• [Directions for this task]: Pick out all lines of the entries that include the word "type" and copy them.

+===+

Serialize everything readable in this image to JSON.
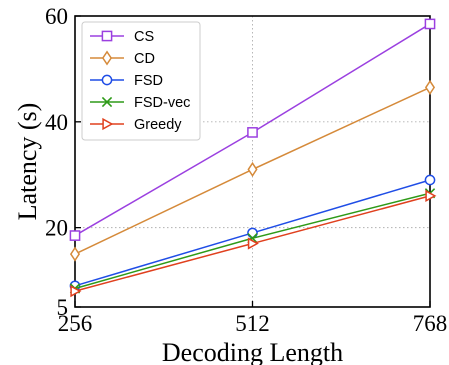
{
  "chart_data": {
    "type": "line",
    "xlabel": "Decoding Length",
    "ylabel": "Latency (s)",
    "x": [
      256,
      512,
      768
    ],
    "x_ticks": [
      "256",
      "512",
      "768"
    ],
    "y_ticks": [
      "5",
      "20",
      "40",
      "60"
    ],
    "xlim": [
      256,
      768
    ],
    "ylim": [
      5,
      60
    ],
    "grid": "dotted",
    "legend": "top-left",
    "series": [
      {
        "name": "CS",
        "values": [
          18.5,
          38.0,
          58.5
        ],
        "color": "#9b40e0",
        "marker": "square"
      },
      {
        "name": "CD",
        "values": [
          15.0,
          31.0,
          46.5
        ],
        "color": "#d58a3a",
        "marker": "diamond"
      },
      {
        "name": "FSD",
        "values": [
          9.0,
          19.0,
          29.0
        ],
        "color": "#1f4de6",
        "marker": "circle"
      },
      {
        "name": "FSD-vec",
        "values": [
          8.5,
          18.0,
          26.5
        ],
        "color": "#2e9a18",
        "marker": "x"
      },
      {
        "name": "Greedy",
        "values": [
          8.0,
          17.0,
          26.0
        ],
        "color": "#e0401e",
        "marker": "triangle-right"
      }
    ]
  }
}
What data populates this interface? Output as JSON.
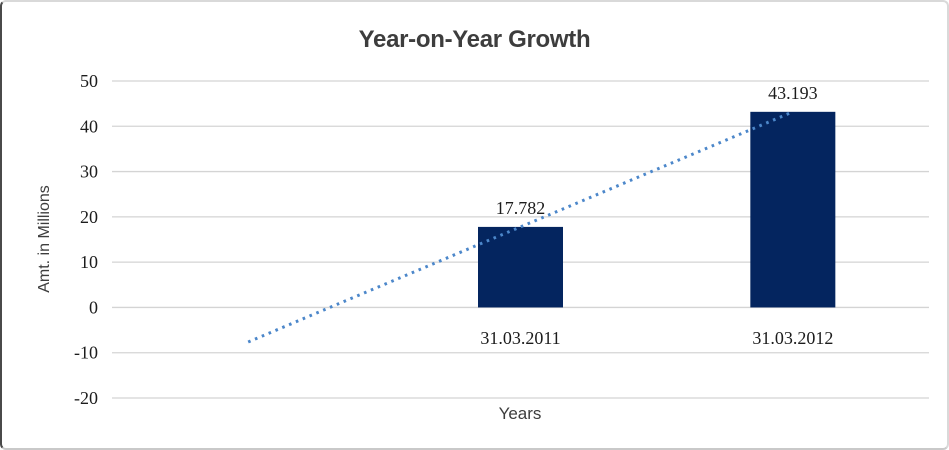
{
  "window": {
    "background": "#ffffff",
    "border_left_color": "#4a4a4a",
    "border_color": "#d9d9d9"
  },
  "chart_data": {
    "type": "bar",
    "title": "Year-on-Year Growth",
    "xlabel": "Years",
    "ylabel": "Amt. in Millions",
    "ylim": [
      -20,
      50
    ],
    "ytick_step": 10,
    "ytick_labels": [
      "50",
      "40",
      "30",
      "20",
      "10",
      "0",
      "-10",
      "-20"
    ],
    "grid": "horizontal",
    "legend": "none",
    "categories": [
      "",
      "31.03.2011",
      "31.03.2012"
    ],
    "values": [
      null,
      17.782,
      43.193
    ],
    "data_labels": [
      "",
      "17.782",
      "43.193"
    ],
    "trendline": {
      "type": "linear",
      "style": "dotted",
      "start_slot": 0,
      "start_value": -7.629,
      "end_slot": 2,
      "end_value": 43.193
    },
    "colors": {
      "bar": "#04255f",
      "trendline": "#4c87ca",
      "gridline": "#d4d4d4",
      "title_text": "#3d3d3d",
      "axis_title_text": "#3d3d3d",
      "label_text": "#1c1c1c"
    }
  }
}
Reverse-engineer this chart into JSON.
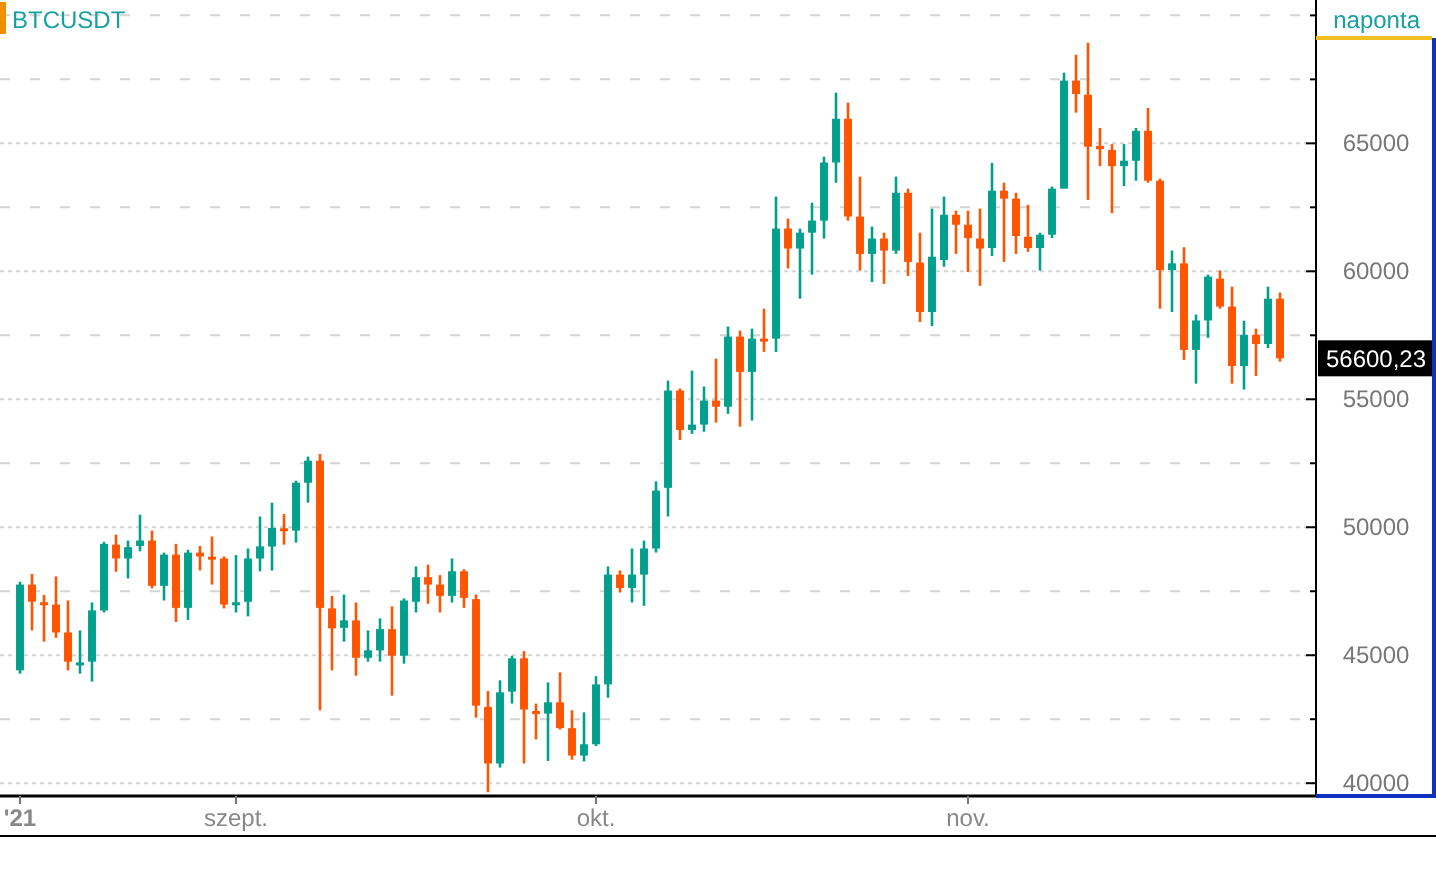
{
  "chart_data": {
    "type": "candlestick",
    "title": "BTCUSDT",
    "subtitle": "naponta",
    "x": [
      "2021-08-14",
      "2021-08-15",
      "2021-08-16",
      "2021-08-17",
      "2021-08-18",
      "2021-08-19",
      "2021-08-20",
      "2021-08-21",
      "2021-08-22",
      "2021-08-23",
      "2021-08-24",
      "2021-08-25",
      "2021-08-26",
      "2021-08-27",
      "2021-08-28",
      "2021-08-29",
      "2021-08-30",
      "2021-08-31",
      "2021-09-01",
      "2021-09-02",
      "2021-09-03",
      "2021-09-04",
      "2021-09-05",
      "2021-09-06",
      "2021-09-07",
      "2021-09-08",
      "2021-09-09",
      "2021-09-10",
      "2021-09-11",
      "2021-09-12",
      "2021-09-13",
      "2021-09-14",
      "2021-09-15",
      "2021-09-16",
      "2021-09-17",
      "2021-09-18",
      "2021-09-19",
      "2021-09-20",
      "2021-09-21",
      "2021-09-22",
      "2021-09-23",
      "2021-09-24",
      "2021-09-25",
      "2021-09-26",
      "2021-09-27",
      "2021-09-28",
      "2021-09-29",
      "2021-09-30",
      "2021-10-01",
      "2021-10-02",
      "2021-10-03",
      "2021-10-04",
      "2021-10-05",
      "2021-10-06",
      "2021-10-07",
      "2021-10-08",
      "2021-10-09",
      "2021-10-10",
      "2021-10-11",
      "2021-10-12",
      "2021-10-13",
      "2021-10-14",
      "2021-10-15",
      "2021-10-16",
      "2021-10-17",
      "2021-10-18",
      "2021-10-19",
      "2021-10-20",
      "2021-10-21",
      "2021-10-22",
      "2021-10-23",
      "2021-10-24",
      "2021-10-25",
      "2021-10-26",
      "2021-10-27",
      "2021-10-28",
      "2021-10-29",
      "2021-10-30",
      "2021-10-31",
      "2021-11-01",
      "2021-11-02",
      "2021-11-03",
      "2021-11-04",
      "2021-11-05",
      "2021-11-06",
      "2021-11-07",
      "2021-11-08",
      "2021-11-09",
      "2021-11-10",
      "2021-11-11",
      "2021-11-12",
      "2021-11-13",
      "2021-11-14",
      "2021-11-15",
      "2021-11-16",
      "2021-11-17",
      "2021-11-18",
      "2021-11-19",
      "2021-11-20",
      "2021-11-21",
      "2021-11-22",
      "2021-11-23",
      "2021-11-24",
      "2021-11-25",
      "2021-11-26",
      "2021-11-27"
    ],
    "ohlc": [
      [
        44410,
        47870,
        44280,
        47760
      ],
      [
        47760,
        48180,
        45970,
        47090
      ],
      [
        47070,
        47350,
        45530,
        47050
      ],
      [
        46980,
        48080,
        45680,
        45890
      ],
      [
        45890,
        47140,
        44410,
        44750
      ],
      [
        44700,
        45970,
        44280,
        44720
      ],
      [
        44750,
        47060,
        43970,
        46750
      ],
      [
        46750,
        49430,
        46670,
        49350
      ],
      [
        49320,
        49710,
        48260,
        48780
      ],
      [
        48780,
        49480,
        48000,
        49220
      ],
      [
        49270,
        50490,
        49060,
        49480
      ],
      [
        49480,
        49870,
        47610,
        47710
      ],
      [
        47710,
        49010,
        47140,
        48930
      ],
      [
        48930,
        49350,
        46300,
        46850
      ],
      [
        46850,
        49120,
        46380,
        49010
      ],
      [
        49010,
        49270,
        48310,
        48860
      ],
      [
        48850,
        49640,
        47760,
        48830
      ],
      [
        48780,
        48860,
        46830,
        46980
      ],
      [
        47050,
        48910,
        46670,
        47070
      ],
      [
        47090,
        49170,
        46520,
        48780
      ],
      [
        48780,
        50420,
        48280,
        49250
      ],
      [
        49250,
        50960,
        48310,
        49970
      ],
      [
        49960,
        50520,
        49320,
        49940
      ],
      [
        49870,
        51820,
        49400,
        51740
      ],
      [
        51740,
        52760,
        50960,
        52600
      ],
      [
        52600,
        52860,
        42850,
        46850
      ],
      [
        46830,
        47320,
        44410,
        46050
      ],
      [
        46070,
        47370,
        45530,
        46360
      ],
      [
        46360,
        47060,
        44200,
        44900
      ],
      [
        44900,
        45970,
        44750,
        45190
      ],
      [
        45190,
        46440,
        44750,
        46020
      ],
      [
        46020,
        46910,
        43420,
        44980
      ],
      [
        44980,
        47220,
        44670,
        47140
      ],
      [
        47090,
        48470,
        46670,
        48050
      ],
      [
        48050,
        48540,
        47010,
        47760
      ],
      [
        47760,
        48130,
        46670,
        47320
      ],
      [
        47320,
        48780,
        47060,
        48280
      ],
      [
        48280,
        48360,
        46850,
        47240
      ],
      [
        47190,
        47370,
        42560,
        43030
      ],
      [
        42980,
        43600,
        39650,
        40770
      ],
      [
        40770,
        44020,
        40610,
        43550
      ],
      [
        43580,
        44980,
        43110,
        44880
      ],
      [
        44880,
        45160,
        40770,
        42880
      ],
      [
        42820,
        43110,
        41710,
        42720
      ],
      [
        42720,
        43940,
        40870,
        43160
      ],
      [
        43160,
        44330,
        42100,
        42150
      ],
      [
        42150,
        42850,
        40920,
        41080
      ],
      [
        41080,
        42770,
        40850,
        41520
      ],
      [
        41520,
        44180,
        41450,
        43860
      ],
      [
        43860,
        48470,
        43340,
        48150
      ],
      [
        48150,
        48310,
        47450,
        47630
      ],
      [
        47630,
        49170,
        47060,
        48150
      ],
      [
        48150,
        49480,
        46930,
        49170
      ],
      [
        49170,
        51790,
        49010,
        51430
      ],
      [
        51540,
        55730,
        50420,
        55340
      ],
      [
        55340,
        55420,
        53410,
        53800
      ],
      [
        53800,
        56120,
        53650,
        54010
      ],
      [
        54010,
        55500,
        53730,
        54950
      ],
      [
        54950,
        56590,
        54090,
        54710
      ],
      [
        54710,
        57840,
        54430,
        57450
      ],
      [
        57450,
        57680,
        53930,
        56070
      ],
      [
        56070,
        57760,
        54170,
        57370
      ],
      [
        57370,
        58540,
        56850,
        57320
      ],
      [
        57370,
        62920,
        56850,
        61670
      ],
      [
        61670,
        62060,
        60110,
        60890
      ],
      [
        60890,
        61670,
        58930,
        61510
      ],
      [
        61510,
        62680,
        59870,
        61980
      ],
      [
        61980,
        64480,
        61280,
        64250
      ],
      [
        64250,
        66980,
        63460,
        65960
      ],
      [
        65960,
        66590,
        61980,
        62140
      ],
      [
        62140,
        63700,
        60030,
        60680
      ],
      [
        60680,
        61750,
        59580,
        61280
      ],
      [
        61280,
        61510,
        59510,
        60810
      ],
      [
        60810,
        63700,
        60680,
        63070
      ],
      [
        63070,
        63230,
        59820,
        60370
      ],
      [
        60340,
        61510,
        58020,
        58410
      ],
      [
        58410,
        62450,
        57860,
        60570
      ],
      [
        60440,
        62920,
        60180,
        62210
      ],
      [
        62210,
        62370,
        60680,
        61820
      ],
      [
        61820,
        62370,
        59970,
        61300
      ],
      [
        61280,
        62450,
        59430,
        60890
      ],
      [
        60910,
        64240,
        60600,
        63150
      ],
      [
        63150,
        63460,
        60370,
        62840
      ],
      [
        62840,
        63070,
        60680,
        61380
      ],
      [
        61350,
        62600,
        60760,
        60910
      ],
      [
        60910,
        61510,
        60030,
        61430
      ],
      [
        61430,
        63310,
        61300,
        63230
      ],
      [
        63230,
        67760,
        63230,
        67450
      ],
      [
        67450,
        68460,
        66200,
        66930
      ],
      [
        66900,
        68930,
        62790,
        64870
      ],
      [
        64900,
        65600,
        64110,
        64770
      ],
      [
        64740,
        64970,
        62270,
        64110
      ],
      [
        64110,
        64970,
        63330,
        64320
      ],
      [
        64320,
        65600,
        63540,
        65490
      ],
      [
        65490,
        66380,
        63460,
        63540
      ],
      [
        63540,
        63620,
        58540,
        60050
      ],
      [
        60050,
        60810,
        58410,
        60310
      ],
      [
        60310,
        60940,
        56540,
        56930
      ],
      [
        56930,
        58310,
        55610,
        58080
      ],
      [
        58080,
        59870,
        57400,
        59790
      ],
      [
        59710,
        60030,
        58540,
        58620
      ],
      [
        58620,
        59400,
        55610,
        56300
      ],
      [
        56300,
        58070,
        55380,
        57520
      ],
      [
        57520,
        57760,
        55910,
        57160
      ],
      [
        57160,
        59400,
        57000,
        58930
      ],
      [
        58930,
        59170,
        56470,
        56600.23
      ]
    ],
    "xlim": [
      "2021-08-12T08:00",
      "2021-11-30"
    ],
    "xticks": [
      {
        "value": "2021-08-14",
        "label": "'21"
      },
      {
        "value": "2021-09-01",
        "label": "szept."
      },
      {
        "value": "2021-10-01",
        "label": "okt."
      },
      {
        "value": "2021-11-01",
        "label": "nov."
      }
    ],
    "ylim": [
      39500,
      70600
    ],
    "yticks": [
      40000,
      {
        "value": 42500,
        "label": null
      },
      45000,
      {
        "value": 47500,
        "label": null
      },
      50000,
      {
        "value": 52500,
        "label": null
      },
      55000,
      {
        "value": 57500,
        "label": null
      },
      60000,
      {
        "value": 62500,
        "label": null
      },
      65000,
      {
        "value": 67500,
        "label": null
      },
      {
        "value": 70000,
        "label": null
      }
    ],
    "grid": "y",
    "annotations": [
      "56600,23"
    ],
    "colors": [
      "#00a08c",
      "#ff5500",
      "#ff5500",
      "#ff5500",
      "#ff5500",
      "#00a08c",
      "#00a08c",
      "#00a08c",
      "#ff5500",
      "#00a08c",
      "#00a08c",
      "#ff5500",
      "#00a08c",
      "#ff5500",
      "#00a08c",
      "#ff5500",
      "#ff5500",
      "#ff5500",
      "#00a08c",
      "#00a08c",
      "#00a08c",
      "#00a08c",
      "#ff5500",
      "#00a08c",
      "#00a08c",
      "#ff5500",
      "#ff5500",
      "#00a08c",
      "#ff5500",
      "#00a08c",
      "#00a08c",
      "#ff5500",
      "#00a08c",
      "#00a08c",
      "#ff5500",
      "#ff5500",
      "#00a08c",
      "#ff5500",
      "#ff5500",
      "#ff5500",
      "#00a08c",
      "#00a08c",
      "#ff5500",
      "#ff5500",
      "#00a08c",
      "#ff5500",
      "#ff5500",
      "#00a08c",
      "#00a08c",
      "#00a08c",
      "#ff5500",
      "#00a08c",
      "#00a08c",
      "#00a08c",
      "#00a08c",
      "#ff5500",
      "#00a08c",
      "#00a08c",
      "#ff5500",
      "#00a08c",
      "#ff5500",
      "#00a08c",
      "#ff5500",
      "#00a08c",
      "#ff5500",
      "#00a08c",
      "#00a08c",
      "#00a08c",
      "#00a08c",
      "#ff5500",
      "#ff5500",
      "#00a08c",
      "#ff5500",
      "#00a08c",
      "#ff5500",
      "#ff5500",
      "#00a08c",
      "#00a08c",
      "#ff5500",
      "#ff5500",
      "#ff5500",
      "#00a08c",
      "#ff5500",
      "#ff5500",
      "#ff5500",
      "#00a08c",
      "#00a08c",
      "#00a08c",
      "#ff5500",
      "#ff5500",
      "#ff5500",
      "#ff5500",
      "#00a08c",
      "#00a08c",
      "#ff5500",
      "#ff5500",
      "#00a08c",
      "#ff5500",
      "#00a08c",
      "#00a08c",
      "#ff5500",
      "#ff5500",
      "#00a08c",
      "#ff5500",
      "#00a08c",
      "#ff5500"
    ]
  }
}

+===+

• [Answer for the task]:
    "type": "line",
    "type": "bar",
      "type": "linear",
    "type": "candlestick",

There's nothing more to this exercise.